Records of where elements appear
——————

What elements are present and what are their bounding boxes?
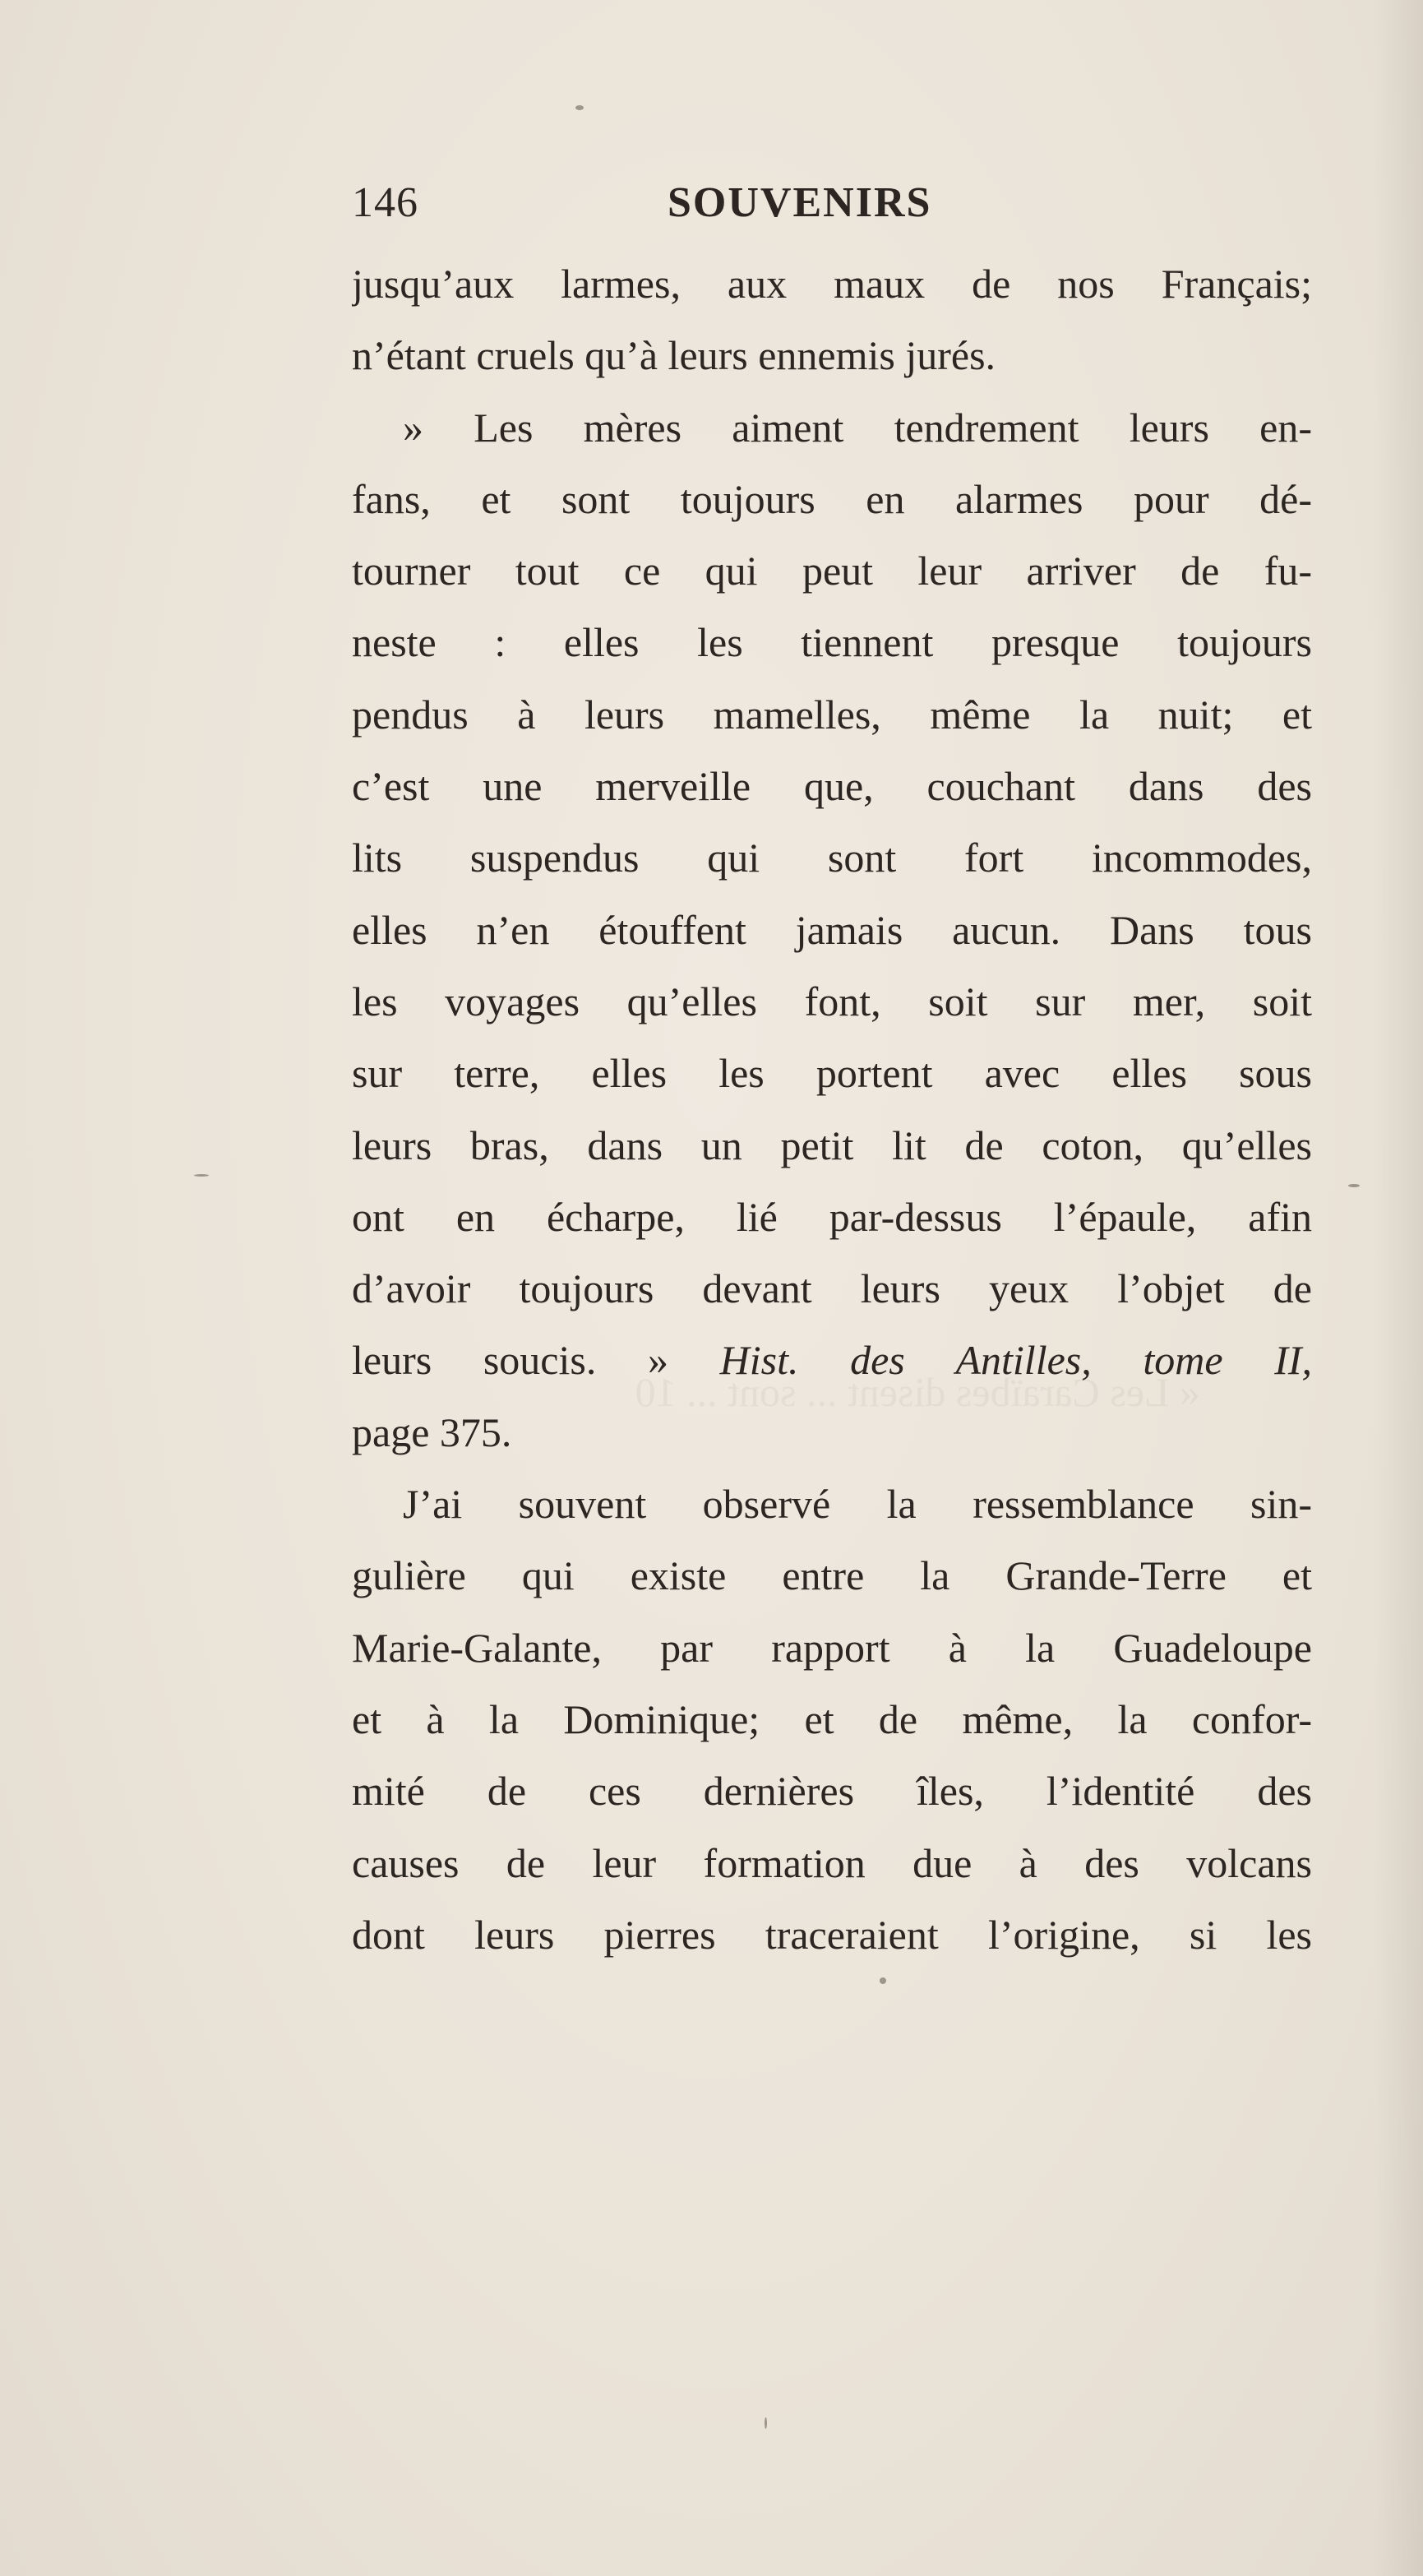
paper-speck bbox=[575, 105, 584, 110]
paper-speck bbox=[1348, 1184, 1360, 1187]
text-line: d’avoir toujours devant leurs yeux l’objet de bbox=[352, 1265, 1312, 1312]
text-line: lits suspendus qui sont fort incommodes, bbox=[352, 835, 1312, 881]
text-line: gulière qui existe entre la Grande-Terre et bbox=[352, 1552, 1312, 1599]
citation-prefix: leurs soucis. » bbox=[352, 1337, 720, 1384]
text-line: causes de leur formation due à des volcans bbox=[352, 1839, 1312, 1886]
text-line: leurs bras, dans un petit lit de coton, qu’elles bbox=[352, 1122, 1312, 1168]
citation-line bbox=[352, 1325, 1312, 1396]
text-line: jusqu’aux larmes, aux maux de nos Français; bbox=[352, 261, 1312, 307]
text-line: mité de ces dernières îles, l’identité des bbox=[352, 1768, 1312, 1815]
text-line: page 375. bbox=[352, 1408, 512, 1455]
text-line: c’est une merveille que, couchant dans des bbox=[352, 763, 1312, 810]
paper-speck bbox=[194, 1174, 209, 1177]
text-line: fans, et sont toujours en alarmes pour dé- bbox=[352, 475, 1312, 522]
text-line: ont en écharpe, lié par-dessus l’épaule, afin bbox=[352, 1193, 1312, 1240]
text-line: les voyages qu’elles font, soit sur mer, soit bbox=[352, 978, 1312, 1024]
text-line: Marie-Galante, par rapport à la Guadeloupe bbox=[352, 1624, 1312, 1671]
running-header bbox=[352, 174, 1305, 232]
paper-speck bbox=[880, 1977, 886, 1984]
text-line: n’étant cruels qu’à leurs ennemis jurés. bbox=[352, 332, 996, 379]
page-number: 146 bbox=[352, 179, 418, 226]
text-line: pendus à leurs mamelles, même la nuit; et bbox=[352, 691, 1312, 738]
text-line: » Les mères aiment tendrement leurs en- bbox=[403, 404, 1312, 451]
bleed-through-text: « Les Caraïbes disent ... sont ... 10 bbox=[635, 1369, 1200, 1415]
text-line: tourner tout ce qui peut leur arriver de fu- bbox=[352, 548, 1312, 594]
body-text bbox=[352, 248, 1312, 1971]
text-line: J’ai souvent observé la ressemblance sin- bbox=[403, 1481, 1312, 1528]
citation-title: Hist. des Antilles, tome II, bbox=[719, 1337, 1312, 1384]
text-line: et à la Dominique; et de même, la confor- bbox=[352, 1695, 1312, 1742]
paper-speck bbox=[765, 2417, 767, 2429]
text-line: neste : elles les tiennent presque toujours bbox=[352, 619, 1312, 666]
page-shadow bbox=[1374, 0, 1423, 2576]
text-line: dont leurs pierres traceraient l’origine, si les bbox=[352, 1911, 1312, 1958]
text-line: elles n’en étouffent jamais aucun. Dans tous bbox=[352, 906, 1312, 953]
text-line: sur terre, elles les portent avec elles sous bbox=[352, 1050, 1312, 1097]
running-title: SOUVENIRS bbox=[668, 179, 932, 226]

——————

GOAL
Pull out each line of the data above that contains the string "paper". Only matches with the same case count.

ANSWER TO THIS TASK
paper-speck bbox=[575, 105, 584, 110]
paper-speck bbox=[1348, 1184, 1360, 1187]
paper-speck bbox=[194, 1174, 209, 1177]
paper-speck bbox=[880, 1977, 886, 1984]
paper-speck bbox=[765, 2417, 767, 2429]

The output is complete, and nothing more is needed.